Exercise requirements:
Find and copy lines holding "gauche".

Exercise input:
========
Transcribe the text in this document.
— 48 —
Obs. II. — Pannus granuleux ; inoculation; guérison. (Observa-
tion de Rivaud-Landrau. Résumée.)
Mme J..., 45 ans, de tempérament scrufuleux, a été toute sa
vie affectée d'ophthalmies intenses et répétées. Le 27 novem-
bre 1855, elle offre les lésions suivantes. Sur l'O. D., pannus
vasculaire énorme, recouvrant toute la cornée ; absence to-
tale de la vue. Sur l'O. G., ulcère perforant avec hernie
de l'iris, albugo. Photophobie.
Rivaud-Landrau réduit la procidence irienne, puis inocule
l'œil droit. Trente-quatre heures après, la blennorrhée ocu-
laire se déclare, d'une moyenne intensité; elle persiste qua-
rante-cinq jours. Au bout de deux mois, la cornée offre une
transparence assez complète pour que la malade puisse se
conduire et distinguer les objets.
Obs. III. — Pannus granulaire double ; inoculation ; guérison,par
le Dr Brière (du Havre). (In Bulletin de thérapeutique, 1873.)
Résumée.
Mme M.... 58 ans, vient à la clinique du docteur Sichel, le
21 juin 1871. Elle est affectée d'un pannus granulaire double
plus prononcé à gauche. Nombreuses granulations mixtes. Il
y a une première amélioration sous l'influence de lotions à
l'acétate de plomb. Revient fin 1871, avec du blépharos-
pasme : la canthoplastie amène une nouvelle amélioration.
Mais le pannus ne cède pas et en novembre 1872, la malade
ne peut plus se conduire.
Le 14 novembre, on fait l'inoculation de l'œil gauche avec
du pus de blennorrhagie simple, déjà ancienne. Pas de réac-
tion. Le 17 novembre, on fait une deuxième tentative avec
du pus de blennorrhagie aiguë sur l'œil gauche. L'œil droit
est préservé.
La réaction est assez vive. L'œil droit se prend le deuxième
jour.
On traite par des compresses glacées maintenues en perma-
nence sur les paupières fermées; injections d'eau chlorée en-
========
Output of the exercise:
plus prononcé à gauche. Nombreuses granulations mixtes. Il
Le 14 novembre, on fait l'inoculation de l'œil gauche avec
du pus de blennorrhagie aiguë sur l'œil gauche. L'œil droit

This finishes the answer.